→ Task to carry out: Would you copy out the whole listing exactly as given?

→ Records shown:

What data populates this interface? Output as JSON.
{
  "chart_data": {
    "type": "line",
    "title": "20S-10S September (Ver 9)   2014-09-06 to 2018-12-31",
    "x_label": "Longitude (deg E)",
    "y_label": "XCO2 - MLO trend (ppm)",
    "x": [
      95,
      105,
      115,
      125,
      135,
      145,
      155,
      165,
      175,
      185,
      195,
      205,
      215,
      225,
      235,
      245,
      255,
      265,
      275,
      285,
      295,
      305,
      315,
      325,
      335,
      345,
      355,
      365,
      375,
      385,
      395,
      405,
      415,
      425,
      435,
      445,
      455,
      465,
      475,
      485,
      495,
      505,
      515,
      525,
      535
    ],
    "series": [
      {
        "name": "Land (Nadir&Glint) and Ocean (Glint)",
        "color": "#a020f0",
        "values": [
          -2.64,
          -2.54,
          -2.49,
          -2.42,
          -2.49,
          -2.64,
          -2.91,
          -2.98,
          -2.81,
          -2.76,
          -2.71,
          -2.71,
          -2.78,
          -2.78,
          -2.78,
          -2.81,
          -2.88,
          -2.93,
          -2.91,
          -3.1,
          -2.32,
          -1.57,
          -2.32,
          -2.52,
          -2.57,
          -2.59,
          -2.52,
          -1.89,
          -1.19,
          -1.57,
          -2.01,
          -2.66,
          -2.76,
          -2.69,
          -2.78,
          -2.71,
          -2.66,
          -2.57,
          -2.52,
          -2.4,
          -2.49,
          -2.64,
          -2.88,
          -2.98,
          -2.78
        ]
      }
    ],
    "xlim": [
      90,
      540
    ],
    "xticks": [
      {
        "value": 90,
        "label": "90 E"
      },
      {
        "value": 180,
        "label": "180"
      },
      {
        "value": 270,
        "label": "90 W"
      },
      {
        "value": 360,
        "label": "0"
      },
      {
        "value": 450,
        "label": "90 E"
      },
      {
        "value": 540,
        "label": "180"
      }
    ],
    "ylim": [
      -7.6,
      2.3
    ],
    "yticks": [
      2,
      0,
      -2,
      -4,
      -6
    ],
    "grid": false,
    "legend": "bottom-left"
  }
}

→ Problem solution:
What data populates this interface? Output as JSON.
{
  "chart_data": {
    "type": "line",
    "title": "20S-10S September (Ver 9)   2014-09-06 to 2018-12-31",
    "x_label": "Longitude (deg E)",
    "y_label": "XCO2 - MLO trend (ppm)",
    "x": [
      95,
      105,
      115,
      125,
      135,
      145,
      155,
      165,
      175,
      185,
      195,
      205,
      215,
      225,
      235,
      245,
      255,
      265,
      275,
      285,
      295,
      305,
      315,
      325,
      335,
      345,
      355,
      365,
      375,
      385,
      395,
      405,
      415,
      425,
      435,
      445,
      455,
      465,
      475,
      485,
      495,
      505,
      515,
      525,
      535
    ],
    "series": [
      {
        "name": "Land (Nadir&Glint) and Ocean (Glint)",
        "color": "#a020f0",
        "values": [
          -2.64,
          -2.54,
          -2.49,
          -2.42,
          -2.49,
          -2.64,
          -2.91,
          -2.98,
          -2.81,
          -2.76,
          -2.71,
          -2.71,
          -2.78,
          -2.78,
          -2.78,
          -2.81,
          -2.88,
          -2.93,
          -2.91,
          -3.1,
          -2.32,
          -1.57,
          -2.32,
          -2.52,
          -2.57,
          -2.59,
          -2.52,
          -1.89,
          -1.19,
          -1.57,
          -2.01,
          -2.66,
          -2.76,
          -2.69,
          -2.78,
          -2.71,
          -2.66,
          -2.57,
          -2.52,
          -2.4,
          -2.49,
          -2.64,
          -2.88,
          -2.98,
          -2.78
        ]
      }
    ],
    "xlim": [
      90,
      540
    ],
    "xticks": [
      {
        "value": 90,
        "label": "90 E"
      },
      {
        "value": 180,
        "label": "180"
      },
      {
        "value": 270,
        "label": "90 W"
      },
      {
        "value": 360,
        "label": "0"
      },
      {
        "value": 450,
        "label": "90 E"
      },
      {
        "value": 540,
        "label": "180"
      }
    ],
    "ylim": [
      -7.6,
      2.3
    ],
    "yticks": [
      2,
      0,
      -2,
      -4,
      -6
    ],
    "grid": false,
    "legend": "bottom-left"
  }
}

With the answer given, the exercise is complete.